Collected data entries:
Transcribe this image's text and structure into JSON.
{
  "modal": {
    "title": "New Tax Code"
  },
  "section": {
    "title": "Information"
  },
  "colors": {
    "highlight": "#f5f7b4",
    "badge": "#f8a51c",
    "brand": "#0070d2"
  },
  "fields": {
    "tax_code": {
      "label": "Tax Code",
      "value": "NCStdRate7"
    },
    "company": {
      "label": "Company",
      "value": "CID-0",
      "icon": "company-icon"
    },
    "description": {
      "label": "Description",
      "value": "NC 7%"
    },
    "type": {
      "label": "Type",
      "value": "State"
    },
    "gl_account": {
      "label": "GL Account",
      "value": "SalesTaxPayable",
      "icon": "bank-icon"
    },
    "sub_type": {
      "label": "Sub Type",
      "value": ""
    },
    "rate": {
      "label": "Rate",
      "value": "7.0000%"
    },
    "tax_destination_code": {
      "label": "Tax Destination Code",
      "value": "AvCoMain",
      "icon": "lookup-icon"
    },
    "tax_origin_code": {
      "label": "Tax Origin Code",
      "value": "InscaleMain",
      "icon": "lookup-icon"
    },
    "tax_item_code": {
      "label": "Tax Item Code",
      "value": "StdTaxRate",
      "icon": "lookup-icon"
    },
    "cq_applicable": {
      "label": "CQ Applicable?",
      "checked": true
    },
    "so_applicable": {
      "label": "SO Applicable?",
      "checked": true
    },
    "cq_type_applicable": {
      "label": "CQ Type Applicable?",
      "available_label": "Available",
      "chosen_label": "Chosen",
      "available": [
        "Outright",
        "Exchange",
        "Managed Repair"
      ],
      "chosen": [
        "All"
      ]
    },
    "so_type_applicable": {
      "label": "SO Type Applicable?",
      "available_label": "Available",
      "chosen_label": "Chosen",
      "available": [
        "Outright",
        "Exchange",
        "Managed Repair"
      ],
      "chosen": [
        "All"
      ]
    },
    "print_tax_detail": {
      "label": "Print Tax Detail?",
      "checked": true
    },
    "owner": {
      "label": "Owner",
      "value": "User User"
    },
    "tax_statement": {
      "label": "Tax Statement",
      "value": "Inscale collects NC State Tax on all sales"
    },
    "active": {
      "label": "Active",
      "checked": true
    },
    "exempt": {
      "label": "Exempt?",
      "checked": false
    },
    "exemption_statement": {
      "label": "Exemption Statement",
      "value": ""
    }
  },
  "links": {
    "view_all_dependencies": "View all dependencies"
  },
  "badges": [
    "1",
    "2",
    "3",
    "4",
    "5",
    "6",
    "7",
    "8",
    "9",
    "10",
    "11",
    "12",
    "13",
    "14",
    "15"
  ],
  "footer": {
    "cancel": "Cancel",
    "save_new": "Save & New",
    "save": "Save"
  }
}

### WHAT THIS TASK INVOLVES
From the listing above, extract all records word for word.

### THE REPLY
Transcribe this image's text and structure into JSON.
{
  "modal": {
    "title": "New Tax Code"
  },
  "section": {
    "title": "Information"
  },
  "colors": {
    "highlight": "#f5f7b4",
    "badge": "#f8a51c",
    "brand": "#0070d2"
  },
  "fields": {
    "tax_code": {
      "label": "Tax Code",
      "value": "NCStdRate7"
    },
    "company": {
      "label": "Company",
      "value": "CID-0",
      "icon": "company-icon"
    },
    "description": {
      "label": "Description",
      "value": "NC 7%"
    },
    "type": {
      "label": "Type",
      "value": "State"
    },
    "gl_account": {
      "label": "GL Account",
      "value": "SalesTaxPayable",
      "icon": "bank-icon"
    },
    "sub_type": {
      "label": "Sub Type",
      "value": ""
    },
    "rate": {
      "label": "Rate",
      "value": "7.0000%"
    },
    "tax_destination_code": {
      "label": "Tax Destination Code",
      "value": "AvCoMain",
      "icon": "lookup-icon"
    },
    "tax_origin_code": {
      "label": "Tax Origin Code",
      "value": "InscaleMain",
      "icon": "lookup-icon"
    },
    "tax_item_code": {
      "label": "Tax Item Code",
      "value": "StdTaxRate",
      "icon": "lookup-icon"
    },
    "cq_applicable": {
      "label": "CQ Applicable?",
      "checked": true
    },
    "so_applicable": {
      "label": "SO Applicable?",
      "checked": true
    },
    "cq_type_applicable": {
      "label": "CQ Type Applicable?",
      "available_label": "Available",
      "chosen_label": "Chosen",
      "available": [
        "Outright",
        "Exchange",
        "Managed Repair"
      ],
      "chosen": [
        "All"
      ]
    },
    "so_type_applicable": {
      "label": "SO Type Applicable?",
      "available_label": "Available",
      "chosen_label": "Chosen",
      "available": [
        "Outright",
        "Exchange",
        "Managed Repair"
      ],
      "chosen": [
        "All"
      ]
    },
    "print_tax_detail": {
      "label": "Print Tax Detail?",
      "checked": true
    },
    "owner": {
      "label": "Owner",
      "value": "User User"
    },
    "tax_statement": {
      "label": "Tax Statement",
      "value": "Inscale collects NC State Tax on all sales"
    },
    "active": {
      "label": "Active",
      "checked": true
    },
    "exempt": {
      "label": "Exempt?",
      "checked": false
    },
    "exemption_statement": {
      "label": "Exemption Statement",
      "value": ""
    }
  },
  "links": {
    "view_all_dependencies": "View all dependencies"
  },
  "badges": [
    "1",
    "2",
    "3",
    "4",
    "5",
    "6",
    "7",
    "8",
    "9",
    "10",
    "11",
    "12",
    "13",
    "14",
    "15"
  ],
  "footer": {
    "cancel": "Cancel",
    "save_new": "Save & New",
    "save": "Save"
  }
}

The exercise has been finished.